◆ Aim of the exercise ◆
Please revise the records below by replacing every "legend-line-icon" with "legend-swatch" and keeping everything else unchanged. Leave out the pictures.

◆ The records ◆
********************
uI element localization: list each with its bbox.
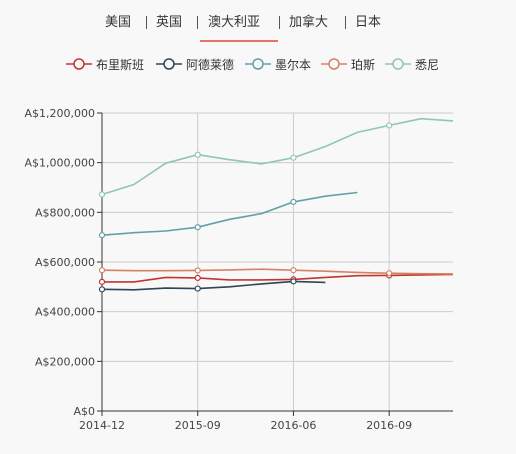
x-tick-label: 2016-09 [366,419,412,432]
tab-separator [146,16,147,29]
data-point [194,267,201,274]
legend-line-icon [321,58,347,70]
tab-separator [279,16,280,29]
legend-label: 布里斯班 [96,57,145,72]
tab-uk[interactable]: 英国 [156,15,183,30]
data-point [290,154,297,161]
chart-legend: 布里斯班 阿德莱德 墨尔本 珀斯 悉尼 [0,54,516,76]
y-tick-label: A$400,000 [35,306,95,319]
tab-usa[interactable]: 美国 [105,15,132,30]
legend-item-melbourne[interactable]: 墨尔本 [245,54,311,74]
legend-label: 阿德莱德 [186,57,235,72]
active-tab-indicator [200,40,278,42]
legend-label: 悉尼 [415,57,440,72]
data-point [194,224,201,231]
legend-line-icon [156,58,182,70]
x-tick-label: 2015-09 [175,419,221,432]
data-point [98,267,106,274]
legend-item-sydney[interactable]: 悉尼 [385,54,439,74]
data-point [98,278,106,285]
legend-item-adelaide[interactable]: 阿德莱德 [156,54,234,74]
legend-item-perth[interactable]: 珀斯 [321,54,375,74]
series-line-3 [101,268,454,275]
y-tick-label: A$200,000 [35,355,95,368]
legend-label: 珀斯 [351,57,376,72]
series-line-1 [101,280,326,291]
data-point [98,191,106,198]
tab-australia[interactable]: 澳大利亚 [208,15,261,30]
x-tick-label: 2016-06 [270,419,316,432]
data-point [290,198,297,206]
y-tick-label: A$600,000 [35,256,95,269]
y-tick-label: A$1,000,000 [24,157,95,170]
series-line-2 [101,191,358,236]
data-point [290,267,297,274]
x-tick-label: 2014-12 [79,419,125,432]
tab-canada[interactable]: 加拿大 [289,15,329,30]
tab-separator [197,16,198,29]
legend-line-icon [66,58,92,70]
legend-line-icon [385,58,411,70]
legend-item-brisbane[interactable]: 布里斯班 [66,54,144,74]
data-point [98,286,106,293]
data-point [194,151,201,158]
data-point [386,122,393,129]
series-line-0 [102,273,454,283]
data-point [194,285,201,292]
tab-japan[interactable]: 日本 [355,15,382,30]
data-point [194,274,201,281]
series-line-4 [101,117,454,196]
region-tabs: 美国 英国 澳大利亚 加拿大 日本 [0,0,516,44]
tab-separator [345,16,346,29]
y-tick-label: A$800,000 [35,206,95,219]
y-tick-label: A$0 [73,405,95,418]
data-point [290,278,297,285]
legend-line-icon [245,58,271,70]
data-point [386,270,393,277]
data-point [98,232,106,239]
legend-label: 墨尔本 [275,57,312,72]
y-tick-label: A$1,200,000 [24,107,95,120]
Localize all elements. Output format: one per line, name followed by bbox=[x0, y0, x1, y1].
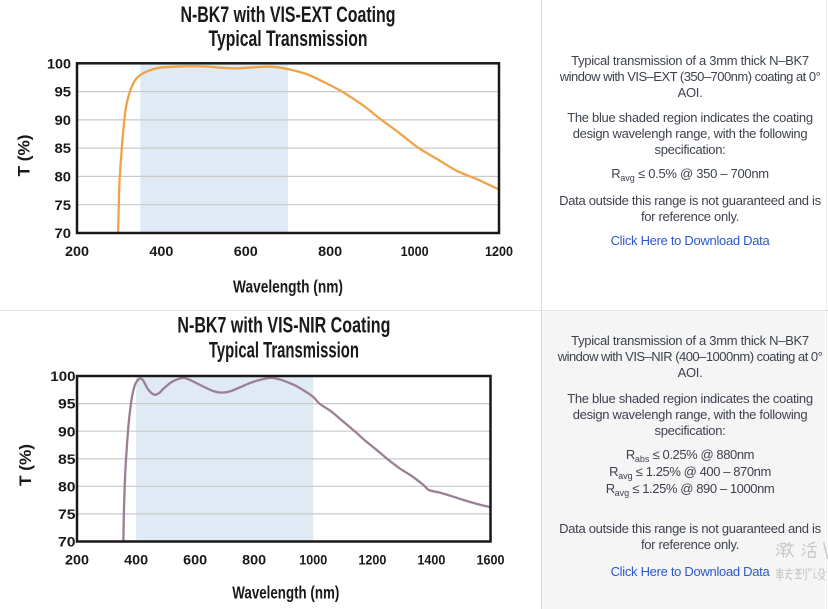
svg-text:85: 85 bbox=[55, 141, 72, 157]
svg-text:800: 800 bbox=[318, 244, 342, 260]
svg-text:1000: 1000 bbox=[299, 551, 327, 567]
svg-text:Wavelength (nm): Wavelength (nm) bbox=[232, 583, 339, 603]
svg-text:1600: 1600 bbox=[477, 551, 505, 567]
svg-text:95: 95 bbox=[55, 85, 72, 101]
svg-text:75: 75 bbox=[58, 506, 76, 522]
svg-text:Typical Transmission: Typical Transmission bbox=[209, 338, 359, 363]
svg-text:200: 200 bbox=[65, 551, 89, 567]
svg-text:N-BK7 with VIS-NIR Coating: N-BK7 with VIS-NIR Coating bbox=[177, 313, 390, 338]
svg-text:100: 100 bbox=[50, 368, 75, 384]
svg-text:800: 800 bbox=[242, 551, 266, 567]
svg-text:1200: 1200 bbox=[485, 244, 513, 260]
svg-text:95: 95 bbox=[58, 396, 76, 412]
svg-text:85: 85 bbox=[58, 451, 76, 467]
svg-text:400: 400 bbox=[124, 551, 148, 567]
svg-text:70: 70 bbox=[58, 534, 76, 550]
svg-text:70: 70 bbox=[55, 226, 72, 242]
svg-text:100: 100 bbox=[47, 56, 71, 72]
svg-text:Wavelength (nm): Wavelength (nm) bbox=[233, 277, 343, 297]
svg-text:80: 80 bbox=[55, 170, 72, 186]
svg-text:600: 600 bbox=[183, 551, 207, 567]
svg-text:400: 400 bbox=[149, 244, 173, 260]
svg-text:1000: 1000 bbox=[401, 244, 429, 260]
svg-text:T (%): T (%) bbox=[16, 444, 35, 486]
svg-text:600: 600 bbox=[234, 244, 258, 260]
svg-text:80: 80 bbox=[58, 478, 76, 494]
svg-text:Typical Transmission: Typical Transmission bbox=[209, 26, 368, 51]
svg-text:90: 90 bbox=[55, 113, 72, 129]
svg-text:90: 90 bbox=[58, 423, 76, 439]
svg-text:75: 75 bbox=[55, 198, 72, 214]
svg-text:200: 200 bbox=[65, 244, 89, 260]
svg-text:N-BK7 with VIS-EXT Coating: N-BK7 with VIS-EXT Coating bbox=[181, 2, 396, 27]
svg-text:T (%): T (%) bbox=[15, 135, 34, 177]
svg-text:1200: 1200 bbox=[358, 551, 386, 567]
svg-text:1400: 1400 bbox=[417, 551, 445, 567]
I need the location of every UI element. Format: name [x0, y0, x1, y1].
********************
◆ Solved problem ◆
uI element localization: list each with its bbox.
x-tick-label: 2016-09 [366,419,412,432]
tab-separator [146,16,147,29]
data-point [194,267,201,274]
legend-swatch [321,58,347,70]
tab-separator [279,16,280,29]
legend-label: 布里斯班 [96,57,145,72]
tab-uk[interactable]: 英国 [156,15,183,30]
data-point [290,154,297,161]
chart-legend: 布里斯班 阿德莱德 墨尔本 珀斯 悉尼 [0,54,516,76]
y-tick-label: A$400,000 [35,306,95,319]
tab-usa[interactable]: 美国 [105,15,132,30]
legend-item-melbourne[interactable]: 墨尔本 [245,54,311,74]
legend-label: 阿德莱德 [186,57,235,72]
active-tab-indicator [200,40,278,42]
legend-label: 悉尼 [415,57,440,72]
data-point [194,224,201,231]
legend-swatch [156,58,182,70]
x-tick-label: 2015-09 [175,419,221,432]
data-point [98,267,106,274]
legend-item-sydney[interactable]: 悉尼 [385,54,439,74]
data-point [98,278,106,285]
legend-item-adelaide[interactable]: 阿德莱德 [156,54,234,74]
legend-item-perth[interactable]: 珀斯 [321,54,375,74]
series-line-3 [101,268,454,275]
y-tick-label: A$200,000 [35,355,95,368]
legend-label: 珀斯 [351,57,376,72]
series-line-1 [101,280,326,291]
data-point [98,191,106,198]
tab-australia[interactable]: 澳大利亚 [208,15,261,30]
x-tick-label: 2016-06 [270,419,316,432]
data-point [290,198,297,206]
y-tick-label: A$600,000 [35,256,95,269]
y-tick-label: A$1,000,000 [24,157,95,170]
series-line-2 [101,191,358,236]
data-point [290,267,297,274]
x-tick-label: 2014-12 [79,419,125,432]
tab-canada[interactable]: 加拿大 [289,15,329,30]
tab-separator [197,16,198,29]
legend-swatch [66,58,92,70]
legend-swatch [385,58,411,70]
legend-item-brisbane[interactable]: 布里斯班 [66,54,144,74]
data-point [98,286,106,293]
data-point [194,151,201,158]
data-point [386,122,393,129]
series-line-0 [102,273,454,283]
data-point [194,285,201,292]
tab-japan[interactable]: 日本 [355,15,382,30]
data-point [194,274,201,281]
series-line-4 [101,117,454,196]
region-tabs: 美国 英国 澳大利亚 加拿大 日本 [0,0,516,44]
tab-separator [345,16,346,29]
y-tick-label: A$800,000 [35,206,95,219]
y-tick-label: A$0 [73,405,95,418]
data-point [290,278,297,285]
legend-swatch [245,58,271,70]
data-point [386,270,393,277]
data-point [98,232,106,239]
legend-label: 墨尔本 [275,57,312,72]
y-tick-label: A$1,200,000 [24,107,95,120]
Localize all elements. Output format: one per line, name followed by bbox=[x0, y0, x1, y1].
svg-text:85: 85 bbox=[55, 141, 72, 157]
svg-text:800: 800 bbox=[318, 244, 342, 260]
svg-text:1000: 1000 bbox=[299, 551, 327, 567]
svg-text:Wavelength (nm): Wavelength (nm) bbox=[232, 583, 339, 603]
svg-text:1600: 1600 bbox=[477, 551, 505, 567]
svg-text:95: 95 bbox=[55, 85, 72, 101]
svg-text:75: 75 bbox=[58, 506, 76, 522]
svg-text:Typical Transmission: Typical Transmission bbox=[209, 338, 359, 363]
svg-text:200: 200 bbox=[65, 551, 89, 567]
svg-text:N-BK7 with VIS-NIR Coating: N-BK7 with VIS-NIR Coating bbox=[177, 313, 390, 338]
svg-text:100: 100 bbox=[50, 368, 75, 384]
svg-text:800: 800 bbox=[242, 551, 266, 567]
svg-text:1200: 1200 bbox=[485, 244, 513, 260]
svg-text:95: 95 bbox=[58, 396, 76, 412]
svg-text:85: 85 bbox=[58, 451, 76, 467]
svg-text:400: 400 bbox=[124, 551, 148, 567]
svg-text:70: 70 bbox=[58, 534, 76, 550]
svg-text:70: 70 bbox=[55, 226, 72, 242]
svg-text:100: 100 bbox=[47, 56, 71, 72]
svg-text:Wavelength (nm): Wavelength (nm) bbox=[233, 277, 343, 297]
svg-text:80: 80 bbox=[55, 170, 72, 186]
svg-text:600: 600 bbox=[183, 551, 207, 567]
svg-text:400: 400 bbox=[149, 244, 173, 260]
svg-text:1000: 1000 bbox=[401, 244, 429, 260]
svg-text:T (%): T (%) bbox=[16, 444, 35, 486]
svg-text:600: 600 bbox=[234, 244, 258, 260]
svg-text:80: 80 bbox=[58, 478, 76, 494]
svg-text:Typical Transmission: Typical Transmission bbox=[209, 26, 368, 51]
svg-text:90: 90 bbox=[55, 113, 72, 129]
svg-text:90: 90 bbox=[58, 423, 76, 439]
svg-text:75: 75 bbox=[55, 198, 72, 214]
svg-text:200: 200 bbox=[65, 244, 89, 260]
svg-text:N-BK7 with VIS-EXT Coating: N-BK7 with VIS-EXT Coating bbox=[181, 2, 396, 27]
svg-text:T (%): T (%) bbox=[15, 135, 34, 177]
svg-text:1200: 1200 bbox=[358, 551, 386, 567]
svg-text:1400: 1400 bbox=[417, 551, 445, 567]
I need the location of every UI element. Format: name [x0, y0, x1, y1].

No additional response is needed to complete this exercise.